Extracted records
· · · · ·

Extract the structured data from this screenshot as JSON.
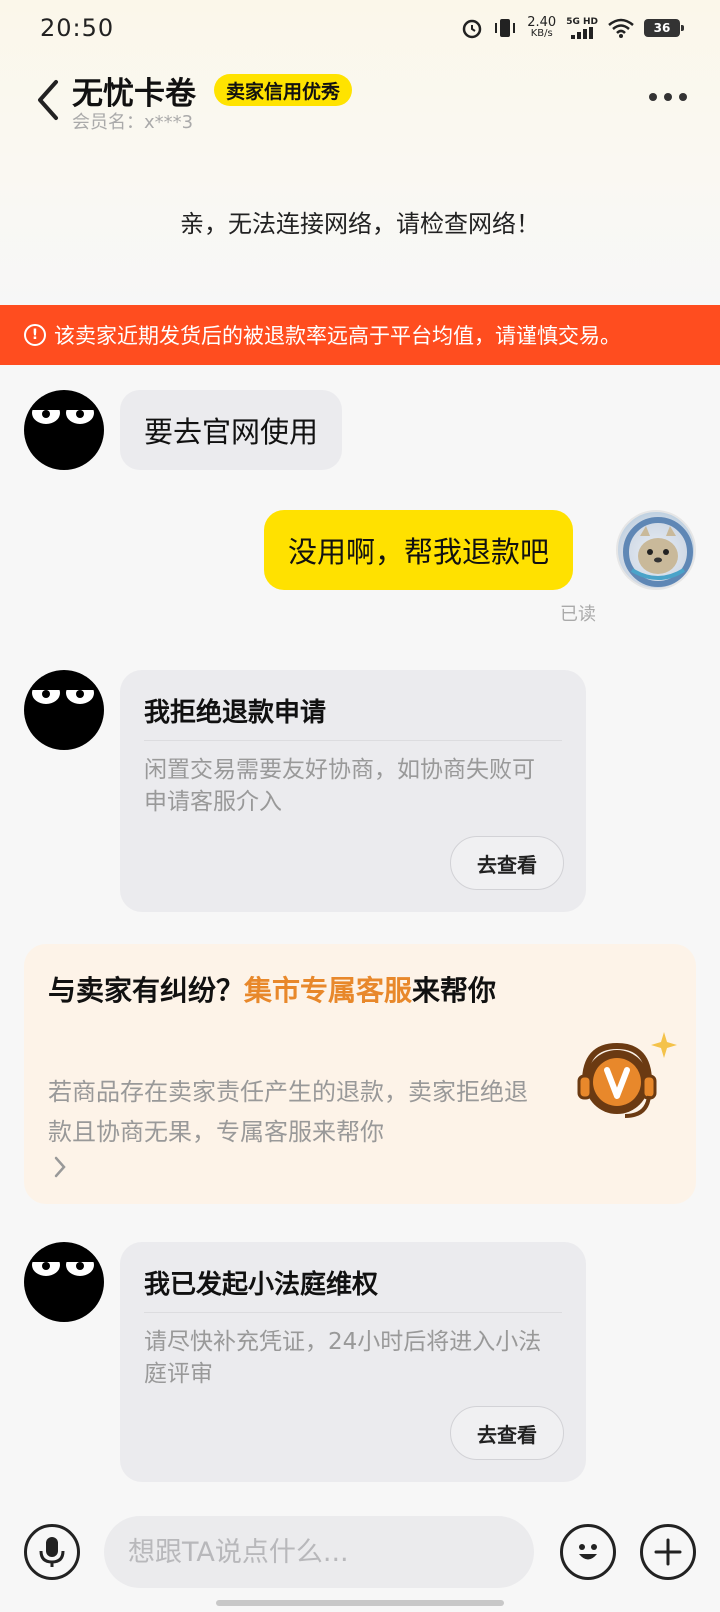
{
  "status_bar": {
    "time": "20:50",
    "speed_value": "2.40",
    "speed_unit": "KB/s",
    "network_label": "5G HD",
    "battery": "36"
  },
  "header": {
    "title": "无忧卡卷",
    "badge": "卖家信用优秀",
    "member": "会员名：x***3"
  },
  "network_error": "亲，无法连接网络，请检查网络！",
  "warning": {
    "icon": "!",
    "text": "该卖家近期发货后的被退款率远高于平台均值，请谨慎交易。"
  },
  "messages": {
    "m1": {
      "text": "要去官网使用"
    },
    "m2": {
      "text": "没用啊，帮我退款吧",
      "read": "已读"
    },
    "card1": {
      "title": "我拒绝退款申请",
      "desc": "闲置交易需要友好协商，如协商失败可申请客服介入",
      "button": "去查看"
    },
    "cs": {
      "title_pre": "与卖家有纠纷？",
      "title_hl": "集市专属客服",
      "title_post": "来帮你",
      "desc": "若商品存在卖家责任产生的退款，卖家拒绝退款且协商无果，专属客服来帮你",
      "accent": "#e8882b"
    },
    "card2": {
      "title": "我已发起小法庭维权",
      "desc": "请尽快补充凭证，24小时后将进入小法庭评审",
      "button": "去查看"
    }
  },
  "input_bar": {
    "placeholder": "想跟TA说点什么..."
  },
  "colors": {
    "warning_bg": "#ff4d1f",
    "yellow": "#ffe100",
    "badge_yellow": "#ffe300"
  }
}
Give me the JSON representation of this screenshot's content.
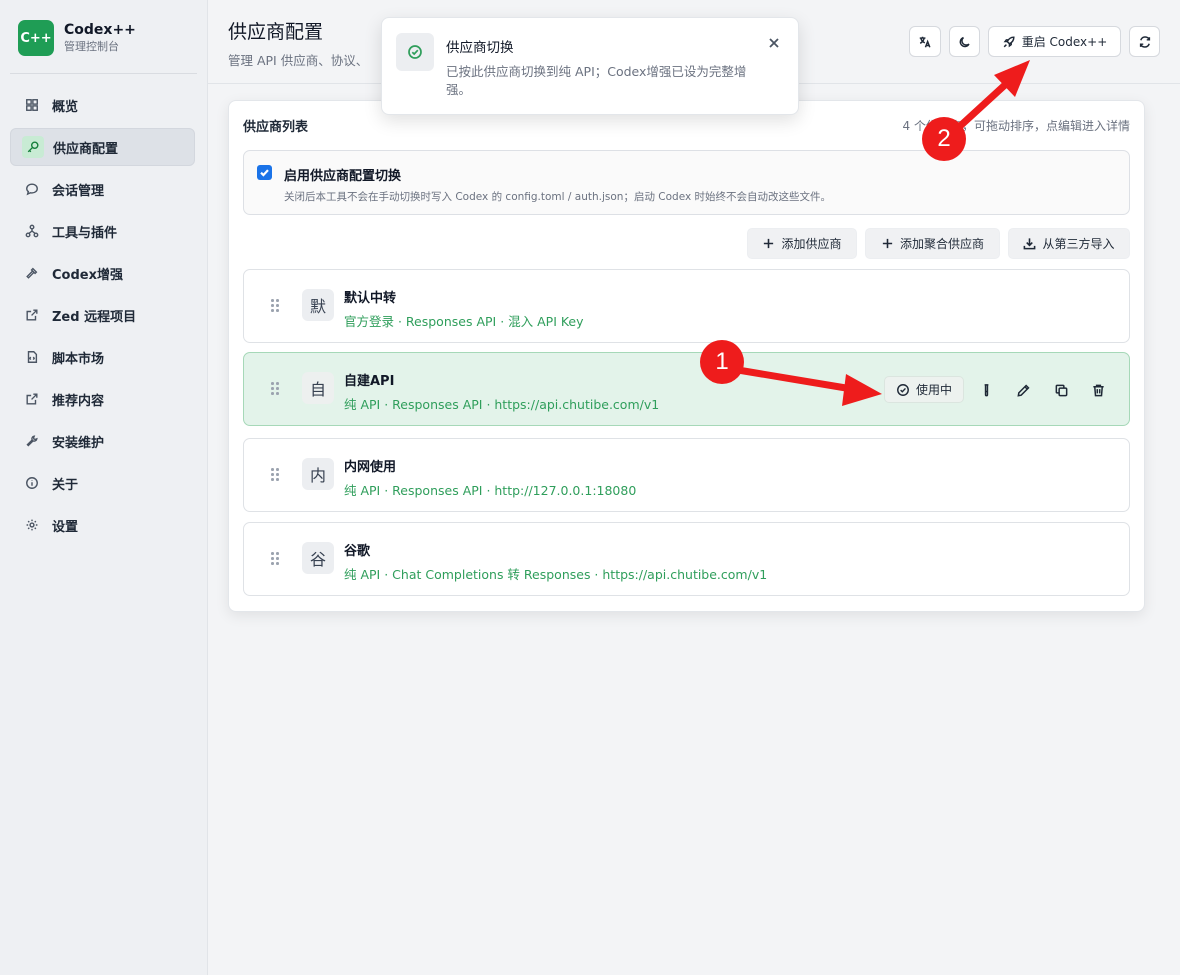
{
  "brand": {
    "logo": "C++",
    "name": "Codex++",
    "subtitle": "管理控制台",
    "logo_color": "#1f9d55"
  },
  "sidebar": {
    "items": [
      {
        "label": "概览",
        "icon": "grid-icon",
        "active": false
      },
      {
        "label": "供应商配置",
        "icon": "key-icon",
        "active": true
      },
      {
        "label": "会话管理",
        "icon": "chat-bubble-icon",
        "active": false
      },
      {
        "label": "工具与插件",
        "icon": "network-icon",
        "active": false
      },
      {
        "label": "Codex增强",
        "icon": "hammer-icon",
        "active": false
      },
      {
        "label": "Zed 远程项目",
        "icon": "external-link-icon",
        "active": false
      },
      {
        "label": "脚本市场",
        "icon": "script-file-icon",
        "active": false
      },
      {
        "label": "推荐内容",
        "icon": "external-link-icon",
        "active": false
      },
      {
        "label": "安装维护",
        "icon": "wrench-icon",
        "active": false
      },
      {
        "label": "关于",
        "icon": "info-icon",
        "active": false
      },
      {
        "label": "设置",
        "icon": "gear-icon",
        "active": false
      }
    ]
  },
  "header": {
    "title": "供应商配置",
    "subtitle": "管理 API 供应商、协议、",
    "restart_label": "重启 Codex++"
  },
  "toast": {
    "title": "供应商切换",
    "message": "已按此供应商切换到纯 API；Codex增强已设为完整增强。"
  },
  "providers_card": {
    "title": "供应商列表",
    "hint": "4 个供应商，可拖动排序，点编辑进入详情",
    "switch": {
      "checked": true,
      "title": "启用供应商配置切换",
      "description": "关闭后本工具不会在手动切换时写入 Codex 的 config.toml / auth.json；启动 Codex 时始终不会自动改这些文件。"
    },
    "actions": {
      "add_provider": "添加供应商",
      "add_aggregate": "添加聚合供应商",
      "import_third_party": "从第三方导入"
    },
    "providers": [
      {
        "avatar": "默",
        "name": "默认中转",
        "meta": "官方登录 · Responses API · 混入 API Key",
        "active": false
      },
      {
        "avatar": "自",
        "name": "自建API",
        "meta": "纯 API · Responses API · https://api.chutibe.com/v1",
        "active": true,
        "status": "使用中"
      },
      {
        "avatar": "内",
        "name": "内网使用",
        "meta": "纯 API · Responses API · http://127.0.0.1:18080",
        "active": false
      },
      {
        "avatar": "谷",
        "name": "谷歌",
        "meta": "纯 API · Chat Completions 转 Responses · https://api.chutibe.com/v1",
        "active": false
      }
    ]
  },
  "annotations": [
    {
      "label": "1",
      "color": "#ee1c1c"
    },
    {
      "label": "2",
      "color": "#ee1c1c"
    }
  ]
}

· · · · ·

Task prompt: Pick out the lines that include the word "this" and write them out.

Exercise solution:
Extract the structured data from this screenshot as JSON.
Give me the JSON representation of this screenshot's content.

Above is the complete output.